→ To be done
Write out each record below exactly as it appears, with no pictures.

→ Given data

☆ ☆ ☆ ☆ ☆

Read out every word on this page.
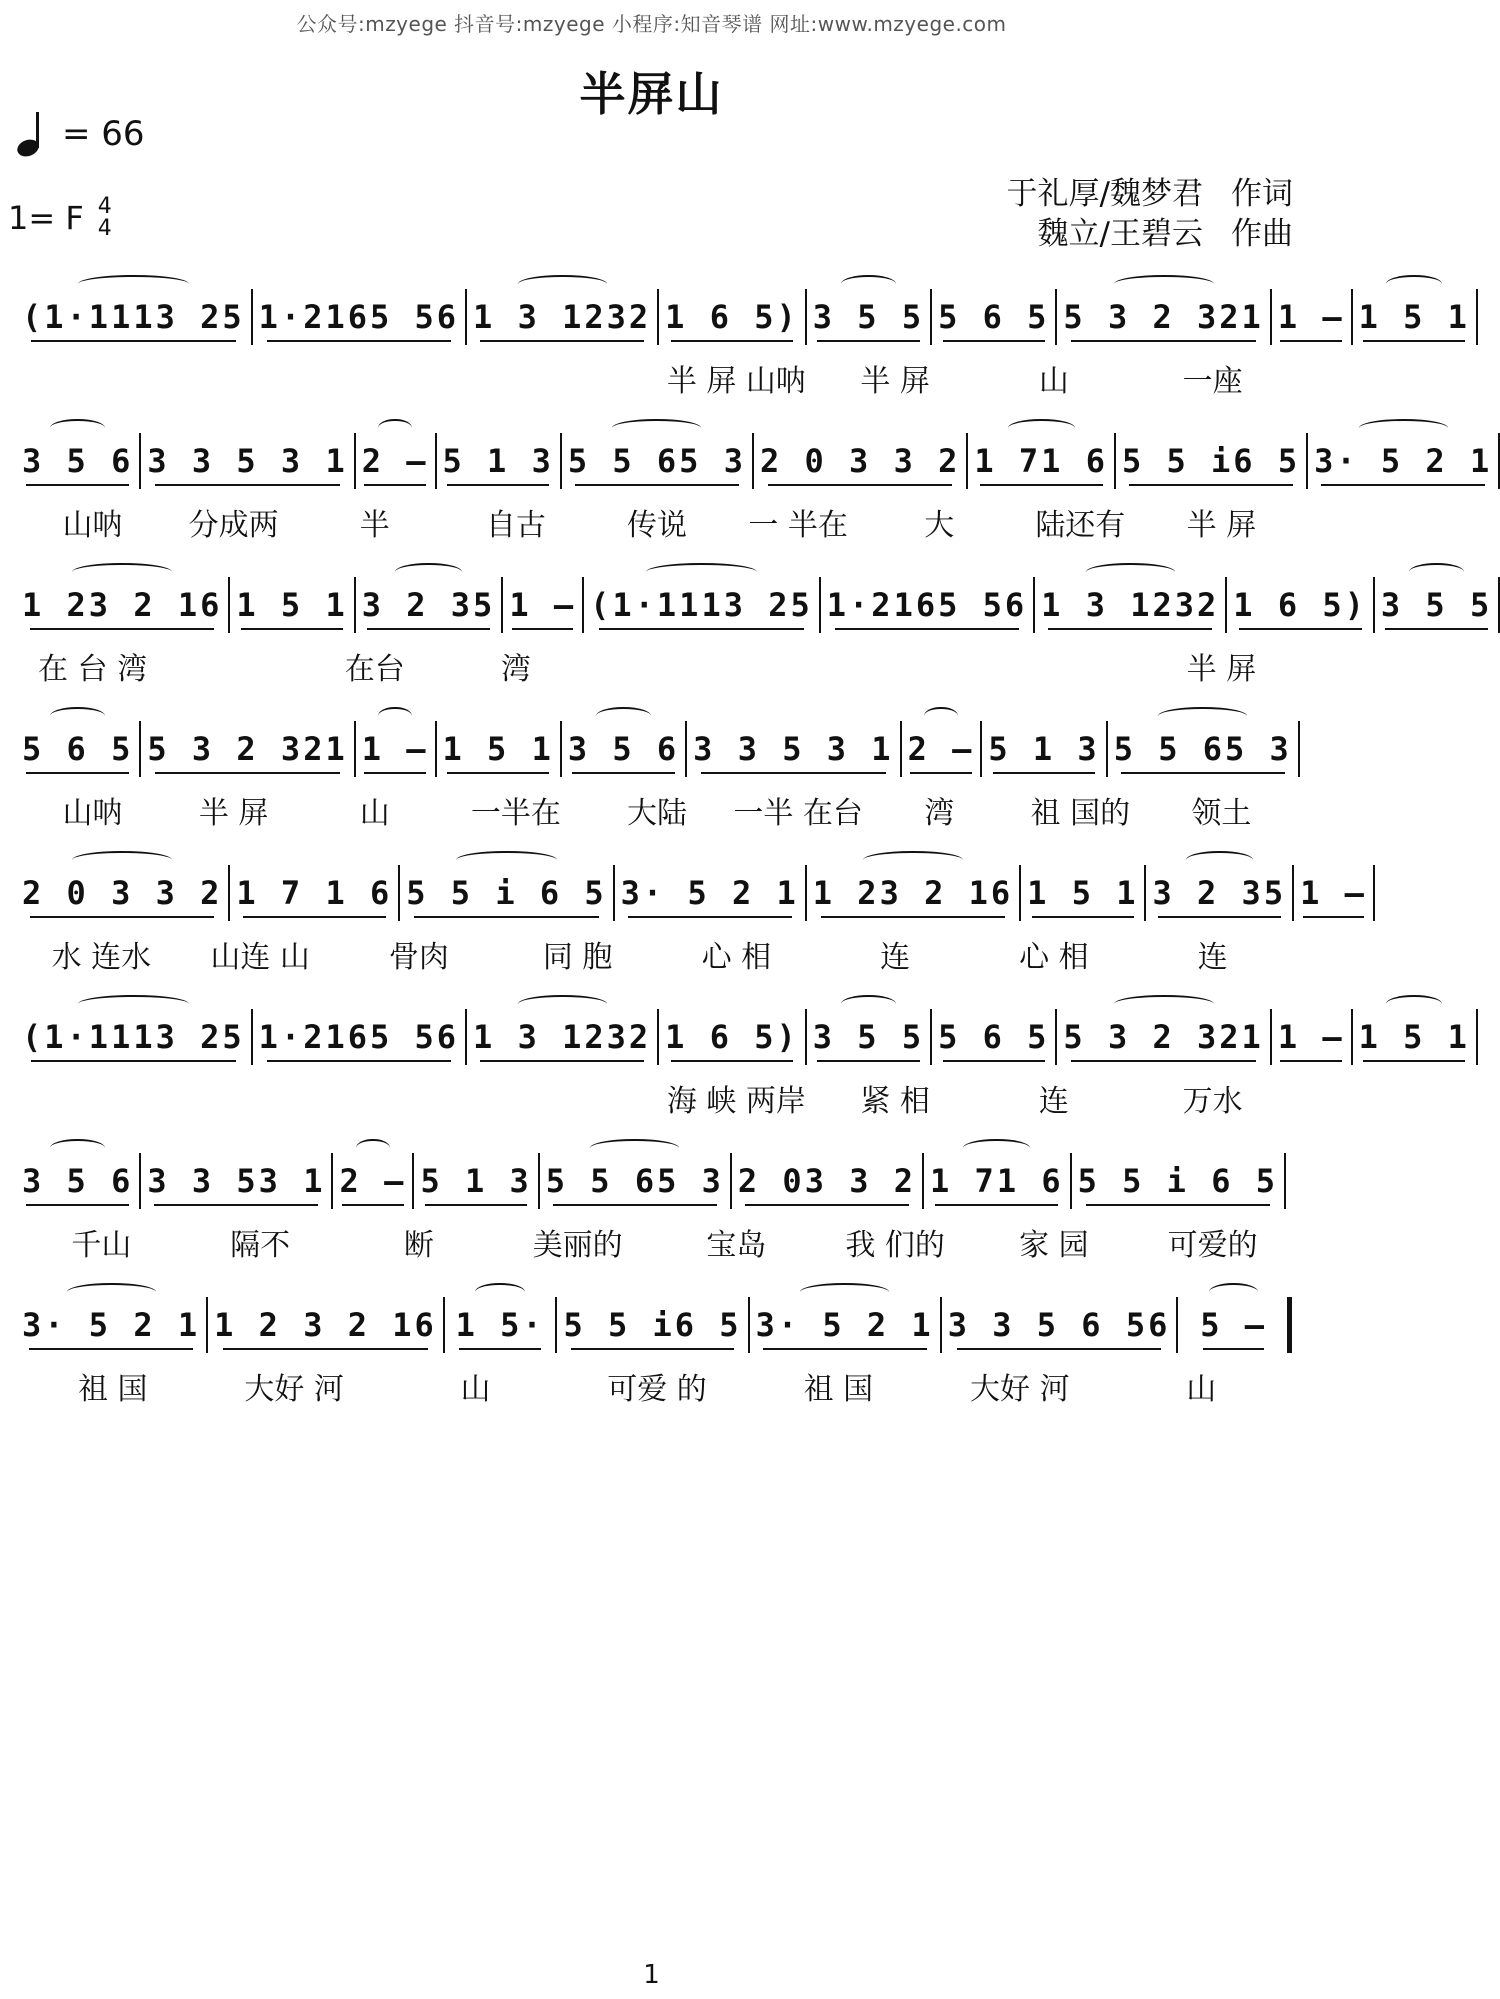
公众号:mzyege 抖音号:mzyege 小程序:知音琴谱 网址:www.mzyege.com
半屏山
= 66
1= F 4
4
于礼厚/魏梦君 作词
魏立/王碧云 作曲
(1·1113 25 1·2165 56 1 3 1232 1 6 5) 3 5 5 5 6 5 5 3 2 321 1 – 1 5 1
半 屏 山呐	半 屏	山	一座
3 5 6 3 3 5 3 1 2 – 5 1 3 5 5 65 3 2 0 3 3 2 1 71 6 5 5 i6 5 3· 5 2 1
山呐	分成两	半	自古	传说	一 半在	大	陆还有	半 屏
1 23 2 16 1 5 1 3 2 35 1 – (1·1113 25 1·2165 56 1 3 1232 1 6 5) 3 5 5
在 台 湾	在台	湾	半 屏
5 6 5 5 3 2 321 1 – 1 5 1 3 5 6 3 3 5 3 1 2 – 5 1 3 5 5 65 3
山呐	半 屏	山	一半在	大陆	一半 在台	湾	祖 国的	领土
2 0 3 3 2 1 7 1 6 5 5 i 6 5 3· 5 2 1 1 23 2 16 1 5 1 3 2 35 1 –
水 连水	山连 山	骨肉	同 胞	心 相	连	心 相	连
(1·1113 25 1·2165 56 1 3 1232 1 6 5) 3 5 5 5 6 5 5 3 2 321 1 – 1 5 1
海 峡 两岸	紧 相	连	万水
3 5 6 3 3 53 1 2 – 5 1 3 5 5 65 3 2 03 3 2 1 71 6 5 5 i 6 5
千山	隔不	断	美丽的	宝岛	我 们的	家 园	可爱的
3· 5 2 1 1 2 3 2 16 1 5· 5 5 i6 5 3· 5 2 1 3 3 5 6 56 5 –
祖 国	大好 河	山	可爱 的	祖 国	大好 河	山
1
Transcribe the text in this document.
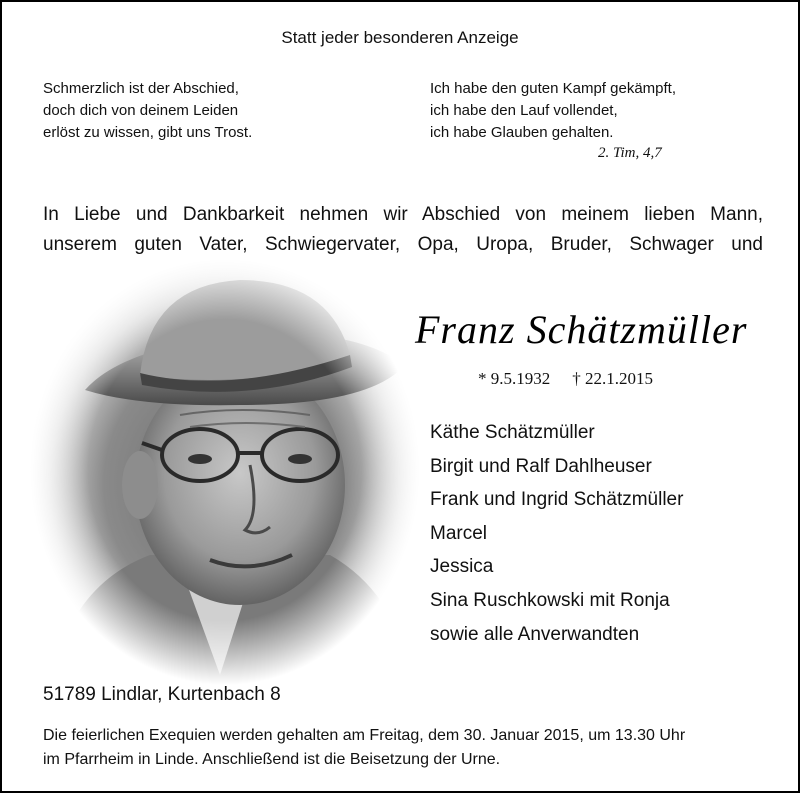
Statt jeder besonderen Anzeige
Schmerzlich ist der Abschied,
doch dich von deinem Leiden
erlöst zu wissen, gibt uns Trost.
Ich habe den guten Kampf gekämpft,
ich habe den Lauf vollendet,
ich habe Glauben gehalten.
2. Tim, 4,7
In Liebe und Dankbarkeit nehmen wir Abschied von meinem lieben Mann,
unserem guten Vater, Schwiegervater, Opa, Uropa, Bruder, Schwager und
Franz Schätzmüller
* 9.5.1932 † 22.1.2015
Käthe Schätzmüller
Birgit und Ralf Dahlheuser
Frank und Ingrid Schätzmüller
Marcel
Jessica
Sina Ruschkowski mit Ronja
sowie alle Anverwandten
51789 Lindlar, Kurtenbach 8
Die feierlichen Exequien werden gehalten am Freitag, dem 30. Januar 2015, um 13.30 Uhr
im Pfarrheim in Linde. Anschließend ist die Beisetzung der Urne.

☆ ☆ ☆ ☆ ☆

→ Expected answer
Read out every word on this page.
公众号:mzyege 抖音号:mzyege 小程序:知音琴谱 网址:www.mzyege.com
半屏山
= 66
1= F 4
4
于礼厚/魏梦君 作词
魏立/王碧云 作曲
(1·1113 25 1·2165 56 1 3 1232 1 6 5) 3 5 5 5 6 5 5 3 2 321 1 – 1 5 1
半 屏 山呐	半 屏	山	一座
3 5 6 3 3 5 3 1 2 – 5 1 3 5 5 65 3 2 0 3 3 2 1 71 6 5 5 i6 5 3· 5 2 1
山呐	分成两	半	自古	传说	一 半在	大	陆还有	半 屏
1 23 2 16 1 5 1 3 2 35 1 – (1·1113 25 1·2165 56 1 3 1232 1 6 5) 3 5 5
在 台 湾	在台	湾	半 屏
5 6 5 5 3 2 321 1 – 1 5 1 3 5 6 3 3 5 3 1 2 – 5 1 3 5 5 65 3
山呐	半 屏	山	一半在	大陆	一半 在台	湾	祖 国的	领土
2 0 3 3 2 1 7 1 6 5 5 i 6 5 3· 5 2 1 1 23 2 16 1 5 1 3 2 35 1 –
水 连水	山连 山	骨肉	同 胞	心 相	连	心 相	连
(1·1113 25 1·2165 56 1 3 1232 1 6 5) 3 5 5 5 6 5 5 3 2 321 1 – 1 5 1
海 峡 两岸	紧 相	连	万水
3 5 6 3 3 53 1 2 – 5 1 3 5 5 65 3 2 03 3 2 1 71 6 5 5 i 6 5
千山	隔不	断	美丽的	宝岛	我 们的	家 园	可爱的
3· 5 2 1 1 2 3 2 16 1 5· 5 5 i6 5 3· 5 2 1 3 3 5 6 56 5 –
祖 国	大好 河	山	可爱 的	祖 国	大好 河	山
1
Transcribe the text in this document.
Statt jeder besonderen Anzeige
Schmerzlich ist der Abschied,
doch dich von deinem Leiden
erlöst zu wissen, gibt uns Trost.
Ich habe den guten Kampf gekämpft,
ich habe den Lauf vollendet,
ich habe Glauben gehalten.
2. Tim, 4,7
In Liebe und Dankbarkeit nehmen wir Abschied von meinem lieben Mann,
unserem guten Vater, Schwiegervater, Opa, Uropa, Bruder, Schwager und
Franz Schätzmüller
* 9.5.1932 † 22.1.2015
Käthe Schätzmüller
Birgit und Ralf Dahlheuser
Frank und Ingrid Schätzmüller
Marcel
Jessica
Sina Ruschkowski mit Ronja
sowie alle Anverwandten
51789 Lindlar, Kurtenbach 8
Die feierlichen Exequien werden gehalten am Freitag, dem 30. Januar 2015, um 13.30 Uhr
im Pfarrheim in Linde. Anschließend ist die Beisetzung der Urne.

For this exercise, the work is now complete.